TASK STATEMENT:
The complete listing should be restated exactly.

SUPPLIED DATA:
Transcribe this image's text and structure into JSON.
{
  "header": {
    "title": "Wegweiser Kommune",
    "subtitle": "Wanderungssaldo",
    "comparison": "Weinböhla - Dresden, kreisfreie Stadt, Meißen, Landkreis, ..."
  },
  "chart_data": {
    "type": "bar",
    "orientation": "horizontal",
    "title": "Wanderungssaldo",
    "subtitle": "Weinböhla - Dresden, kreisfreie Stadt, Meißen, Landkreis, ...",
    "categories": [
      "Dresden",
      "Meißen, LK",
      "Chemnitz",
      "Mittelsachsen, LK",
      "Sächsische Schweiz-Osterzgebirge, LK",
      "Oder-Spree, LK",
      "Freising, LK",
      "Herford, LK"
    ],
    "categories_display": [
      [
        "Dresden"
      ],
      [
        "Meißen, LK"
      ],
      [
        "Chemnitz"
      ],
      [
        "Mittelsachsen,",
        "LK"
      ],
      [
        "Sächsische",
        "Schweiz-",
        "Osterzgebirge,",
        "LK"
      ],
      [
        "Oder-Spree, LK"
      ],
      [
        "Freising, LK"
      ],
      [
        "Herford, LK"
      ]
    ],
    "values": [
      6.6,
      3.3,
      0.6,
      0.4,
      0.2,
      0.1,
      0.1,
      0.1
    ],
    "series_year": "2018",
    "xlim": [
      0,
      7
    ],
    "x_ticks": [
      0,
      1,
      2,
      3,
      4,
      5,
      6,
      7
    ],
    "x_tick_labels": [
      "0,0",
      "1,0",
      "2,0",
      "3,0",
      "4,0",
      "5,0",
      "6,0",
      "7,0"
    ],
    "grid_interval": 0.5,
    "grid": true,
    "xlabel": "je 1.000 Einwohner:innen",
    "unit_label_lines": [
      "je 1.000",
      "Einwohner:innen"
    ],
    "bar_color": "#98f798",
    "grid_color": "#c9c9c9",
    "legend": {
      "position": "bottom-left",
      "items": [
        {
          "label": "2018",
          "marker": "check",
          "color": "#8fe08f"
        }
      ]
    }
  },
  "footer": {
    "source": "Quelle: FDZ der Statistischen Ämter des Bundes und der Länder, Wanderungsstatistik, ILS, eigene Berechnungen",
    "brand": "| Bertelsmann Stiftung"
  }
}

EXERCISE ANSWER:
Transcribe this image's text and structure into JSON.
{
  "header": {
    "title": "Wegweiser Kommune",
    "subtitle": "Wanderungssaldo",
    "comparison": "Weinböhla - Dresden, kreisfreie Stadt, Meißen, Landkreis, ..."
  },
  "chart_data": {
    "type": "bar",
    "orientation": "horizontal",
    "title": "Wanderungssaldo",
    "subtitle": "Weinböhla - Dresden, kreisfreie Stadt, Meißen, Landkreis, ...",
    "categories": [
      "Dresden",
      "Meißen, LK",
      "Chemnitz",
      "Mittelsachsen, LK",
      "Sächsische Schweiz-Osterzgebirge, LK",
      "Oder-Spree, LK",
      "Freising, LK",
      "Herford, LK"
    ],
    "categories_display": [
      [
        "Dresden"
      ],
      [
        "Meißen, LK"
      ],
      [
        "Chemnitz"
      ],
      [
        "Mittelsachsen,",
        "LK"
      ],
      [
        "Sächsische",
        "Schweiz-",
        "Osterzgebirge,",
        "LK"
      ],
      [
        "Oder-Spree, LK"
      ],
      [
        "Freising, LK"
      ],
      [
        "Herford, LK"
      ]
    ],
    "values": [
      6.6,
      3.3,
      0.6,
      0.4,
      0.2,
      0.1,
      0.1,
      0.1
    ],
    "series_year": "2018",
    "xlim": [
      0,
      7
    ],
    "x_ticks": [
      0,
      1,
      2,
      3,
      4,
      5,
      6,
      7
    ],
    "x_tick_labels": [
      "0,0",
      "1,0",
      "2,0",
      "3,0",
      "4,0",
      "5,0",
      "6,0",
      "7,0"
    ],
    "grid_interval": 0.5,
    "grid": true,
    "xlabel": "je 1.000 Einwohner:innen",
    "unit_label_lines": [
      "je 1.000",
      "Einwohner:innen"
    ],
    "bar_color": "#98f798",
    "grid_color": "#c9c9c9",
    "legend": {
      "position": "bottom-left",
      "items": [
        {
          "label": "2018",
          "marker": "check",
          "color": "#8fe08f"
        }
      ]
    }
  },
  "footer": {
    "source": "Quelle: FDZ der Statistischen Ämter des Bundes und der Länder, Wanderungsstatistik, ILS, eigene Berechnungen",
    "brand": "| Bertelsmann Stiftung"
  }
}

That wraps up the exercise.